╔══
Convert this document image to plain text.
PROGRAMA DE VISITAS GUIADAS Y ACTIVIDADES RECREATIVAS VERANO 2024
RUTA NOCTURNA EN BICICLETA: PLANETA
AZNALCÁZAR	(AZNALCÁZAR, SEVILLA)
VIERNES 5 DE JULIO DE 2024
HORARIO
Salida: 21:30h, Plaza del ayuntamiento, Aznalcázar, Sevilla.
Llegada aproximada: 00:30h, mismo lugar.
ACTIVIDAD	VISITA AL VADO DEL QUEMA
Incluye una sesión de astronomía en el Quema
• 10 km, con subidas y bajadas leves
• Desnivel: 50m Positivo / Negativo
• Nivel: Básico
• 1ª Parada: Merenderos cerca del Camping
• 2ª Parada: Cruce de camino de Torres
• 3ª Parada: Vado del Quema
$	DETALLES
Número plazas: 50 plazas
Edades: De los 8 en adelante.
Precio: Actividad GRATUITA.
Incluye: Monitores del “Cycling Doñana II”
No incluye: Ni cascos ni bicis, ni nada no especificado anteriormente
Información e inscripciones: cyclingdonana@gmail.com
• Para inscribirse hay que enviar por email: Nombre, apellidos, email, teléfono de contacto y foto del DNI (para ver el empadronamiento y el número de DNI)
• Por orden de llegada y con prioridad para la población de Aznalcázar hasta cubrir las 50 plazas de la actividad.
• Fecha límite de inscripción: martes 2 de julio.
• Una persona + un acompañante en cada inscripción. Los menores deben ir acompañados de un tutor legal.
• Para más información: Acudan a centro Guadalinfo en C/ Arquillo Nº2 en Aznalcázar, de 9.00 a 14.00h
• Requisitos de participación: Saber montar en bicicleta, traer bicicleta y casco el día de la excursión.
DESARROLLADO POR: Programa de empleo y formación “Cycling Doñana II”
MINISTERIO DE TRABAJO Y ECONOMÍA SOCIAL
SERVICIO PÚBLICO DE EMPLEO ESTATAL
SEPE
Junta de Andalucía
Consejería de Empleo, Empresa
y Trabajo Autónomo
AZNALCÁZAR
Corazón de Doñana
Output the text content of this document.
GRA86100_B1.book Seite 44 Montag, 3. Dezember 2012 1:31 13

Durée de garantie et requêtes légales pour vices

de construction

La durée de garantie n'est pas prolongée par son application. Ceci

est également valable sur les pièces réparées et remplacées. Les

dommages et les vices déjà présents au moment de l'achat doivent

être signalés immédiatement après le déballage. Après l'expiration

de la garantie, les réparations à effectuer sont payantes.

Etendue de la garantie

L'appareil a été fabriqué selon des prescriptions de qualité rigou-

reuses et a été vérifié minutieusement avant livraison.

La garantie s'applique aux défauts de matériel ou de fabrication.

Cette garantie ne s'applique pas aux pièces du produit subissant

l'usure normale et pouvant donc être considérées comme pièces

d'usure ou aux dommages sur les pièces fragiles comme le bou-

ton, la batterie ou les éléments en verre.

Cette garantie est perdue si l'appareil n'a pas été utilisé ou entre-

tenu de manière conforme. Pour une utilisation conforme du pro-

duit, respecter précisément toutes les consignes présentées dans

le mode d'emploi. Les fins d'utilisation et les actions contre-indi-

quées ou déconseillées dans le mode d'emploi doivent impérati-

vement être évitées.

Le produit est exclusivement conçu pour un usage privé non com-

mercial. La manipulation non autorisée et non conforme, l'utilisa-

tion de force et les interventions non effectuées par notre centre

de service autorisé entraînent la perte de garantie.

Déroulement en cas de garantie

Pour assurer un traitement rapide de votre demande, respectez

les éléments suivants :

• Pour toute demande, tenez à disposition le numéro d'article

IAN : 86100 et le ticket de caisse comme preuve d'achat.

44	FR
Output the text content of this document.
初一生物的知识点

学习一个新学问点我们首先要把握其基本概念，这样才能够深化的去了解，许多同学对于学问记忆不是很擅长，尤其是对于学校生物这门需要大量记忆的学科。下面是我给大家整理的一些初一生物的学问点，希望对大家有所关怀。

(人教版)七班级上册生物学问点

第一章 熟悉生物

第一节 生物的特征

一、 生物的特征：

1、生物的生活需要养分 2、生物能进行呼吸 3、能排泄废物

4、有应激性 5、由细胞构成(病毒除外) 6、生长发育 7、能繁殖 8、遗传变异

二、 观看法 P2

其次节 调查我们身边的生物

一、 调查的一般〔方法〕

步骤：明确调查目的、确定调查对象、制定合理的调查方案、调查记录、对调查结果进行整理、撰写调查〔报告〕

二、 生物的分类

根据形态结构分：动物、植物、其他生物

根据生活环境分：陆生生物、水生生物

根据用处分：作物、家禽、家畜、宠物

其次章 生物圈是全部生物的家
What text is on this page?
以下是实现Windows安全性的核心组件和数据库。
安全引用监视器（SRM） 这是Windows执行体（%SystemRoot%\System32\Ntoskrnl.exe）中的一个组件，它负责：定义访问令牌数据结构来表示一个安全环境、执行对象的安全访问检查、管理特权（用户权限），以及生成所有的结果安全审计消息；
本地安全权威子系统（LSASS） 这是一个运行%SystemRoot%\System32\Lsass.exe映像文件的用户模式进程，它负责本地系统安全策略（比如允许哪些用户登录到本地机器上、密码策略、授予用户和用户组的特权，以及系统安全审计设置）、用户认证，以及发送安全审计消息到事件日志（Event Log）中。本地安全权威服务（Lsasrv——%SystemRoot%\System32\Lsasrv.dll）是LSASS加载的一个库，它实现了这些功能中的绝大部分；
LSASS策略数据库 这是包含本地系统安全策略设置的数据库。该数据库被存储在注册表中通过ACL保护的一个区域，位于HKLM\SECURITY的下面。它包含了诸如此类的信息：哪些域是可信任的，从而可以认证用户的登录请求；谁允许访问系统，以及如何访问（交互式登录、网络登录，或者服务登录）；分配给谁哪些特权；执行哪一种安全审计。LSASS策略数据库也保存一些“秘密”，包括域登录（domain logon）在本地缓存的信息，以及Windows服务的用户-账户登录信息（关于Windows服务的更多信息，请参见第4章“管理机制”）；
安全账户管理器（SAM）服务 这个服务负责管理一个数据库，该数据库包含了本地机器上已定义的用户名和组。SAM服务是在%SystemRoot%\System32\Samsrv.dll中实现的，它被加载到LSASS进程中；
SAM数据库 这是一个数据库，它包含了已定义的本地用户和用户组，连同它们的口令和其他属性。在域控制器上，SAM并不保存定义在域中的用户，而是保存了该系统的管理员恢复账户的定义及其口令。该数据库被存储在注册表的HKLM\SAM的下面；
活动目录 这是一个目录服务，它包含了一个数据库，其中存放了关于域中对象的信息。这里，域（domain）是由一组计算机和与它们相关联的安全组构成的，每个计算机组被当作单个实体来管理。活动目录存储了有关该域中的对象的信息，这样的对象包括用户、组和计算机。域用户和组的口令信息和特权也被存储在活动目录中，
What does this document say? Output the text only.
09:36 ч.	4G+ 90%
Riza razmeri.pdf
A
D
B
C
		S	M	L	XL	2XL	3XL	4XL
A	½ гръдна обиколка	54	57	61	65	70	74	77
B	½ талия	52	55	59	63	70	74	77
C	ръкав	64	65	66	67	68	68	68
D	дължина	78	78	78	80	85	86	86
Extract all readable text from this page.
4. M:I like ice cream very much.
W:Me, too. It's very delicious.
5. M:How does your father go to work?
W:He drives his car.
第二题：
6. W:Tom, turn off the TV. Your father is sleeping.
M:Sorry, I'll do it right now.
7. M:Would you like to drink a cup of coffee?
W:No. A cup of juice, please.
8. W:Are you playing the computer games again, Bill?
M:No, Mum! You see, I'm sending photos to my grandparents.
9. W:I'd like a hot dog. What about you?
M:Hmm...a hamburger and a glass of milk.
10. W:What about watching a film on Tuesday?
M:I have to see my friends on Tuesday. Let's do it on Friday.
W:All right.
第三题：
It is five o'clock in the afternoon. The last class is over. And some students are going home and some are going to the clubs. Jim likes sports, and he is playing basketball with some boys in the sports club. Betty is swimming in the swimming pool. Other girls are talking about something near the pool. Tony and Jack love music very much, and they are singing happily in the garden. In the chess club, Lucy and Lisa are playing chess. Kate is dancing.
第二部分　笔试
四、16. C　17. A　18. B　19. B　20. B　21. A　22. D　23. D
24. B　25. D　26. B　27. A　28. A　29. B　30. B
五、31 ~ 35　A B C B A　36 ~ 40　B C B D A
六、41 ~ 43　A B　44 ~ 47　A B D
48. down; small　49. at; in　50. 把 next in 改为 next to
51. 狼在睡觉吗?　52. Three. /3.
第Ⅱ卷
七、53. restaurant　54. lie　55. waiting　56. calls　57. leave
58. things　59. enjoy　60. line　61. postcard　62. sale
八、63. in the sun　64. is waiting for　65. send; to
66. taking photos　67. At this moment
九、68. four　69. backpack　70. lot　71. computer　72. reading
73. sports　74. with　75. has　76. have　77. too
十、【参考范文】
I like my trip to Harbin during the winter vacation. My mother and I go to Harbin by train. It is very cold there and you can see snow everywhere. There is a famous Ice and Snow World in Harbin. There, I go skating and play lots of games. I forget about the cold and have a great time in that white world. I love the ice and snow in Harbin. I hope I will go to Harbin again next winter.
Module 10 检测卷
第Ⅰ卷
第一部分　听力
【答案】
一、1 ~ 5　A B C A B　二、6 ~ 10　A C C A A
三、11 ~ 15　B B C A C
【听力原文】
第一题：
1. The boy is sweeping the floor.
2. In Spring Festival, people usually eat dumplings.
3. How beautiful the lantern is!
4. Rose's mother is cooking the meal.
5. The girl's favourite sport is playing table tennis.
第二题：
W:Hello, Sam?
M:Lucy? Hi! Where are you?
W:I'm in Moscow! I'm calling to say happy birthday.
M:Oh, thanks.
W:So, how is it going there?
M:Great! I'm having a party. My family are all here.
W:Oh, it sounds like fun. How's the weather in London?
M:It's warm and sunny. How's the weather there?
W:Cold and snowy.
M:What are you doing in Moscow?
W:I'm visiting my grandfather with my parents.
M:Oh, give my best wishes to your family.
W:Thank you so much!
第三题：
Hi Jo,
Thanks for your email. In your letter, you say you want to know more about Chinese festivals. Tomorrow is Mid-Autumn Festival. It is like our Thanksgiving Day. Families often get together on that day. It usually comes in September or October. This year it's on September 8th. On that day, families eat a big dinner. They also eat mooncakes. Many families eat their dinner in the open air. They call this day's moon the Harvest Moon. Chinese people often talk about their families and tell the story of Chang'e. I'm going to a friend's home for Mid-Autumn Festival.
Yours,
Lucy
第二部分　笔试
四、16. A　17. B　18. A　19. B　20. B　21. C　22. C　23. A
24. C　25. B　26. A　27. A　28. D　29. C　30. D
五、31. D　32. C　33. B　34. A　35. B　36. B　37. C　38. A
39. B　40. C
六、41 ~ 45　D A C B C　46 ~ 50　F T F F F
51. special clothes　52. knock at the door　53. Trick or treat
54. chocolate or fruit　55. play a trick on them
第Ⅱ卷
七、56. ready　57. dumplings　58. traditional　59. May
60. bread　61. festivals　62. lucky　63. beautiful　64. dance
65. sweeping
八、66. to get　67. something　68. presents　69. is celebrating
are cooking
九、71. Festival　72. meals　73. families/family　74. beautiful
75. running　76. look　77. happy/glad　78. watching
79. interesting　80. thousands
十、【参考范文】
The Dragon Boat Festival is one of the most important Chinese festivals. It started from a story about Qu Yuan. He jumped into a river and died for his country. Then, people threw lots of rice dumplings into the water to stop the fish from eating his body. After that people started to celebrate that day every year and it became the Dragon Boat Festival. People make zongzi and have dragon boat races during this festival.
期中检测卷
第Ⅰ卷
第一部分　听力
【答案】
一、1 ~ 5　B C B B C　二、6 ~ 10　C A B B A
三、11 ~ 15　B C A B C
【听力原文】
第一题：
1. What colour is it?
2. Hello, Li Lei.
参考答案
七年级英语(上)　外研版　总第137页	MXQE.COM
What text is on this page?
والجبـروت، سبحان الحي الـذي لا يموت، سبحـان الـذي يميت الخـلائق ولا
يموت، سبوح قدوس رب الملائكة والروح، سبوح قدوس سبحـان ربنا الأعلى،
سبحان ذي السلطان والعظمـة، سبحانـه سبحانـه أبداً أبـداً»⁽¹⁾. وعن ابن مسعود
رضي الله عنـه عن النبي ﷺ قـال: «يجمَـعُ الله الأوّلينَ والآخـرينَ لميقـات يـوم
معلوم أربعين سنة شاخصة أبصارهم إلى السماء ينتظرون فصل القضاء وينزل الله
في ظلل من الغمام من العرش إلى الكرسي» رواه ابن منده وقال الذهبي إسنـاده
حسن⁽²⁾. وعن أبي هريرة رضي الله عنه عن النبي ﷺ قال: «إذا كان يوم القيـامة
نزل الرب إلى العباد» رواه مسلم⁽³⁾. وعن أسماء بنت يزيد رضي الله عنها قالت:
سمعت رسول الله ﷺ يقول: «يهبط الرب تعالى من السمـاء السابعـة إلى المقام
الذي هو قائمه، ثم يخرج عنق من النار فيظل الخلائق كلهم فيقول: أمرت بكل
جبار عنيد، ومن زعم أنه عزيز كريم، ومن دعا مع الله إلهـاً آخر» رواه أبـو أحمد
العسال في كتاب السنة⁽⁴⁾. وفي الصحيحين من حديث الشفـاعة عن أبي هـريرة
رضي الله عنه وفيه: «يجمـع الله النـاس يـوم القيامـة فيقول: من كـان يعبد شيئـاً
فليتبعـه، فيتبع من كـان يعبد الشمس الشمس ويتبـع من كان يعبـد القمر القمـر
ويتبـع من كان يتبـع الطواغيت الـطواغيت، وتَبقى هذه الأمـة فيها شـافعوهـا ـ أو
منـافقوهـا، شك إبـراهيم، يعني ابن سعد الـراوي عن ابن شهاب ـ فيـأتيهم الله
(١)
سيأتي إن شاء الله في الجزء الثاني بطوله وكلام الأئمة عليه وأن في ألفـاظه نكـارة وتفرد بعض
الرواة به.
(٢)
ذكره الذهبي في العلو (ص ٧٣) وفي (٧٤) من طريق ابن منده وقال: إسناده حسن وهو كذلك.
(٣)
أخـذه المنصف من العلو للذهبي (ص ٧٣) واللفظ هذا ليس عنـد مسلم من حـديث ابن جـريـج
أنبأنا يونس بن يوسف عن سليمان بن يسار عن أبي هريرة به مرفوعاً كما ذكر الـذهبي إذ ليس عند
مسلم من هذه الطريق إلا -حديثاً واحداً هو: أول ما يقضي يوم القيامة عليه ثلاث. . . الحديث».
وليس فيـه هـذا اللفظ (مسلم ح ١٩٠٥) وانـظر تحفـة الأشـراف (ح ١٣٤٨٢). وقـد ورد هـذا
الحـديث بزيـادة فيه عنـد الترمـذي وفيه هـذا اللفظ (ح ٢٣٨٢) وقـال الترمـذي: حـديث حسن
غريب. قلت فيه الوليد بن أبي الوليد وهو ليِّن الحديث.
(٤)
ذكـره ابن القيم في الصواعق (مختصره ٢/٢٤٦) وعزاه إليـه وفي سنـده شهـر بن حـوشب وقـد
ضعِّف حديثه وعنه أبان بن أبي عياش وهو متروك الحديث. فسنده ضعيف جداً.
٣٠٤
╚══
**Task objective**
Return each line with "text".

**Written solution**
Convert this document image to plain text.
Output the text content of this document.
Output the text content of this document.
What text is on this page?
What does this document say? Output the text only.
Extract all readable text from this page.
What text is on this page?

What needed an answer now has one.